As you print the data below, keep every line exactly as it is and leave the images behind.

*** Exercise inputs

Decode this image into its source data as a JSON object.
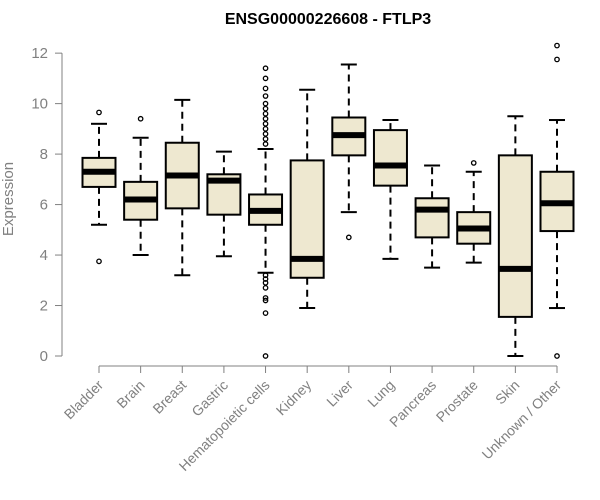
{
  "chart_data": {
    "type": "boxplot",
    "title": "ENSG00000226608 - FTLP3",
    "xlabel": "",
    "ylabel": "Expression",
    "ylim": [
      0,
      12.6
    ],
    "yticks": [
      0,
      2,
      4,
      6,
      8,
      10,
      12
    ],
    "categories": [
      "Bladder",
      "Brain",
      "Breast",
      "Gastric",
      "Hematopoietic cells",
      "Kidney",
      "Liver",
      "Lung",
      "Pancreas",
      "Prostate",
      "Skin",
      "Unknown / Other"
    ],
    "boxes": [
      {
        "category": "Bladder",
        "whisker_low": 5.2,
        "q1": 6.7,
        "median": 7.3,
        "q3": 7.85,
        "whisker_high": 9.2,
        "outliers": [
          9.65,
          3.75
        ]
      },
      {
        "category": "Brain",
        "whisker_low": 4.0,
        "q1": 5.4,
        "median": 6.2,
        "q3": 6.9,
        "whisker_high": 8.65,
        "outliers": [
          9.4
        ]
      },
      {
        "category": "Breast",
        "whisker_low": 3.2,
        "q1": 5.85,
        "median": 7.15,
        "q3": 8.45,
        "whisker_high": 10.15,
        "outliers": []
      },
      {
        "category": "Gastric",
        "whisker_low": 3.95,
        "q1": 5.6,
        "median": 6.95,
        "q3": 7.2,
        "whisker_high": 8.1,
        "outliers": []
      },
      {
        "category": "Hematopoietic cells",
        "whisker_low": 3.3,
        "q1": 5.2,
        "median": 5.75,
        "q3": 6.4,
        "whisker_high": 8.2,
        "outliers": [
          11.4,
          11.0,
          10.6,
          10.3,
          10.0,
          9.8,
          9.6,
          9.4,
          9.2,
          9.0,
          8.8,
          8.6,
          8.4,
          3.2,
          3.05,
          2.9,
          2.7,
          2.3,
          2.2,
          1.7,
          0.0
        ]
      },
      {
        "category": "Kidney",
        "whisker_low": 1.9,
        "q1": 3.1,
        "median": 3.85,
        "q3": 7.75,
        "whisker_high": 10.55,
        "outliers": []
      },
      {
        "category": "Liver",
        "whisker_low": 5.7,
        "q1": 7.95,
        "median": 8.75,
        "q3": 9.45,
        "whisker_high": 11.55,
        "outliers": [
          4.7
        ]
      },
      {
        "category": "Lung",
        "whisker_low": 3.85,
        "q1": 6.75,
        "median": 7.55,
        "q3": 8.95,
        "whisker_high": 9.35,
        "outliers": []
      },
      {
        "category": "Pancreas",
        "whisker_low": 3.5,
        "q1": 4.7,
        "median": 5.8,
        "q3": 6.25,
        "whisker_high": 7.55,
        "outliers": []
      },
      {
        "category": "Prostate",
        "whisker_low": 3.7,
        "q1": 4.45,
        "median": 5.05,
        "q3": 5.7,
        "whisker_high": 7.3,
        "outliers": [
          7.65
        ]
      },
      {
        "category": "Skin",
        "whisker_low": 0.0,
        "q1": 1.55,
        "median": 3.45,
        "q3": 7.95,
        "whisker_high": 9.5,
        "outliers": []
      },
      {
        "category": "Unknown / Other",
        "whisker_low": 1.9,
        "q1": 4.95,
        "median": 6.05,
        "q3": 7.3,
        "whisker_high": 9.35,
        "outliers": [
          12.3,
          11.75,
          0.0
        ]
      }
    ],
    "box_fill": "#EEE8D0",
    "line_color": "#000000",
    "axis_color": "#808080",
    "grid": false
  }
}
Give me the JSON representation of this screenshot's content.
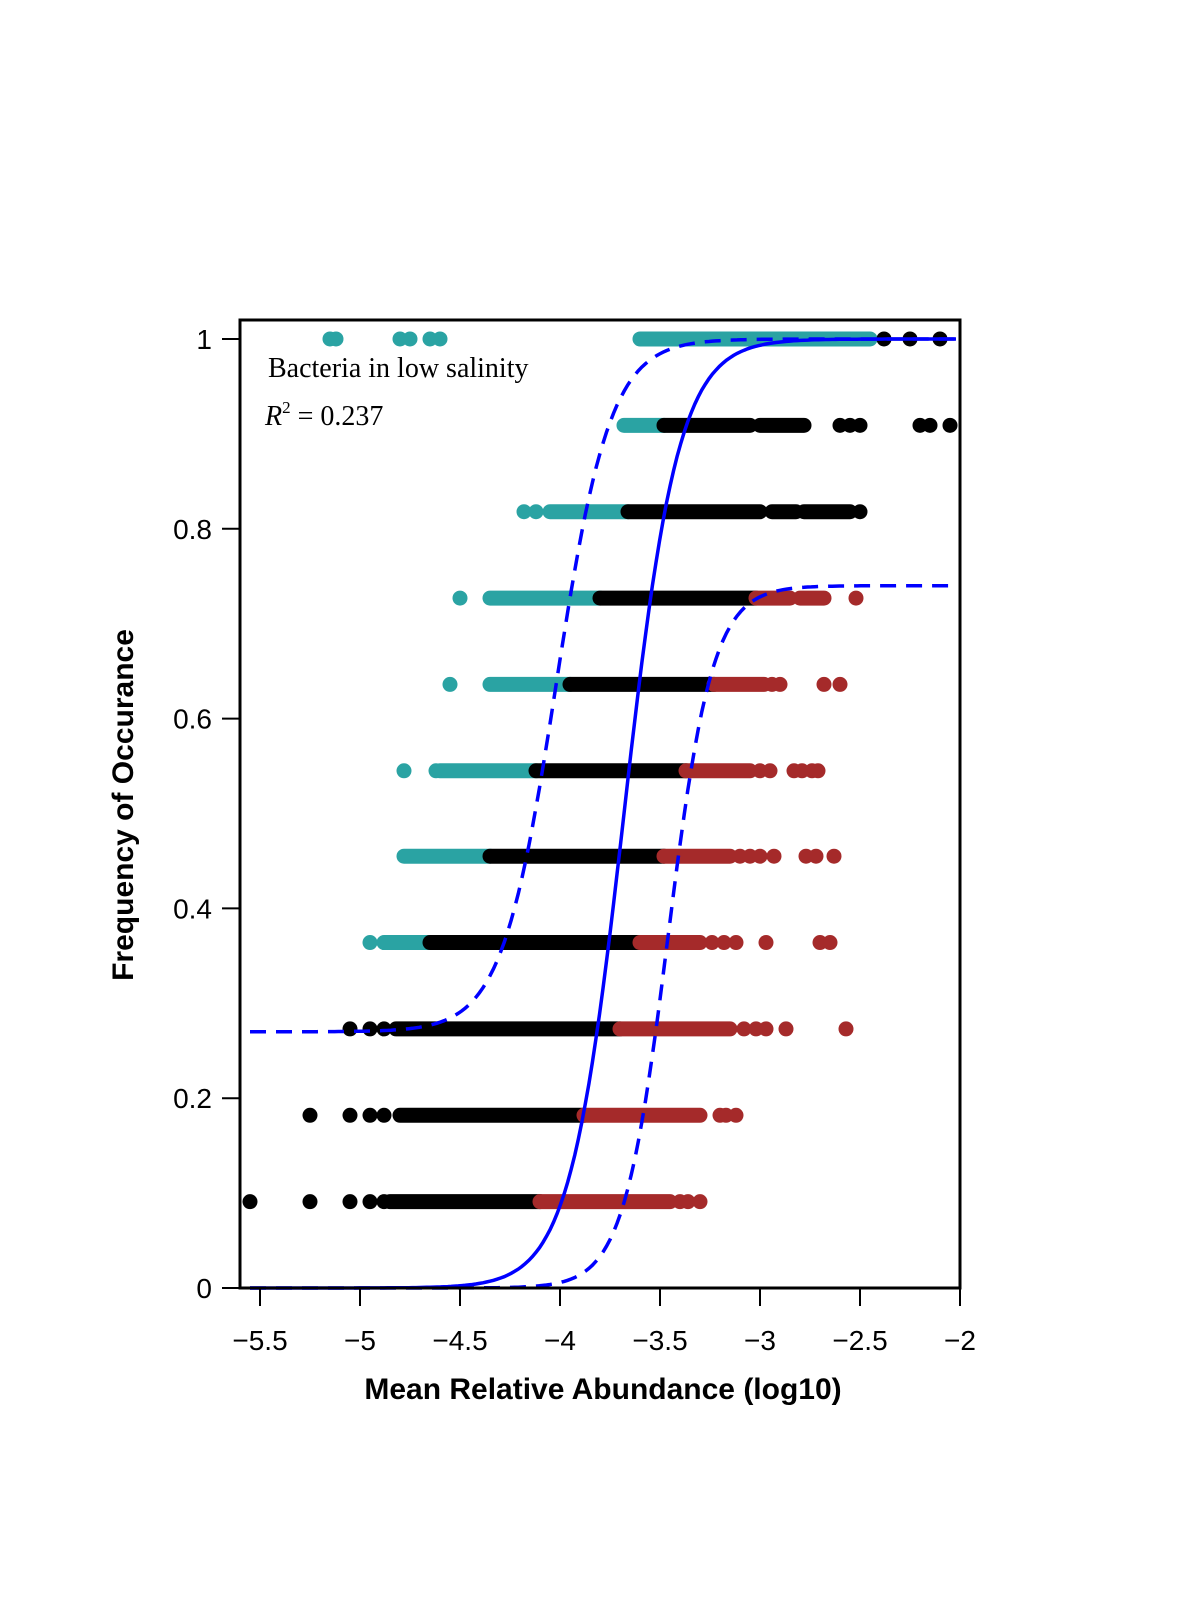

******

- [Response for this exercise]:
Decode this image into its source data as a JSON object.
{
  "chart_data": {
    "type": "boxplot",
    "title": "ENSG00000226608 - FTLP3",
    "xlabel": "",
    "ylabel": "Expression",
    "ylim": [
      0,
      12.6
    ],
    "yticks": [
      0,
      2,
      4,
      6,
      8,
      10,
      12
    ],
    "categories": [
      "Bladder",
      "Brain",
      "Breast",
      "Gastric",
      "Hematopoietic cells",
      "Kidney",
      "Liver",
      "Lung",
      "Pancreas",
      "Prostate",
      "Skin",
      "Unknown / Other"
    ],
    "boxes": [
      {
        "category": "Bladder",
        "whisker_low": 5.2,
        "q1": 6.7,
        "median": 7.3,
        "q3": 7.85,
        "whisker_high": 9.2,
        "outliers": [
          9.65,
          3.75
        ]
      },
      {
        "category": "Brain",
        "whisker_low": 4.0,
        "q1": 5.4,
        "median": 6.2,
        "q3": 6.9,
        "whisker_high": 8.65,
        "outliers": [
          9.4
        ]
      },
      {
        "category": "Breast",
        "whisker_low": 3.2,
        "q1": 5.85,
        "median": 7.15,
        "q3": 8.45,
        "whisker_high": 10.15,
        "outliers": []
      },
      {
        "category": "Gastric",
        "whisker_low": 3.95,
        "q1": 5.6,
        "median": 6.95,
        "q3": 7.2,
        "whisker_high": 8.1,
        "outliers": []
      },
      {
        "category": "Hematopoietic cells",
        "whisker_low": 3.3,
        "q1": 5.2,
        "median": 5.75,
        "q3": 6.4,
        "whisker_high": 8.2,
        "outliers": [
          11.4,
          11.0,
          10.6,
          10.3,
          10.0,
          9.8,
          9.6,
          9.4,
          9.2,
          9.0,
          8.8,
          8.6,
          8.4,
          3.2,
          3.05,
          2.9,
          2.7,
          2.3,
          2.2,
          1.7,
          0.0
        ]
      },
      {
        "category": "Kidney",
        "whisker_low": 1.9,
        "q1": 3.1,
        "median": 3.85,
        "q3": 7.75,
        "whisker_high": 10.55,
        "outliers": []
      },
      {
        "category": "Liver",
        "whisker_low": 5.7,
        "q1": 7.95,
        "median": 8.75,
        "q3": 9.45,
        "whisker_high": 11.55,
        "outliers": [
          4.7
        ]
      },
      {
        "category": "Lung",
        "whisker_low": 3.85,
        "q1": 6.75,
        "median": 7.55,
        "q3": 8.95,
        "whisker_high": 9.35,
        "outliers": []
      },
      {
        "category": "Pancreas",
        "whisker_low": 3.5,
        "q1": 4.7,
        "median": 5.8,
        "q3": 6.25,
        "whisker_high": 7.55,
        "outliers": []
      },
      {
        "category": "Prostate",
        "whisker_low": 3.7,
        "q1": 4.45,
        "median": 5.05,
        "q3": 5.7,
        "whisker_high": 7.3,
        "outliers": [
          7.65
        ]
      },
      {
        "category": "Skin",
        "whisker_low": 0.0,
        "q1": 1.55,
        "median": 3.45,
        "q3": 7.95,
        "whisker_high": 9.5,
        "outliers": []
      },
      {
        "category": "Unknown / Other",
        "whisker_low": 1.9,
        "q1": 4.95,
        "median": 6.05,
        "q3": 7.3,
        "whisker_high": 9.35,
        "outliers": [
          12.3,
          11.75,
          0.0
        ]
      }
    ],
    "box_fill": "#EEE8D0",
    "line_color": "#000000",
    "axis_color": "#808080",
    "grid": false
  }
}
Give me the JSON representation of this screenshot's content.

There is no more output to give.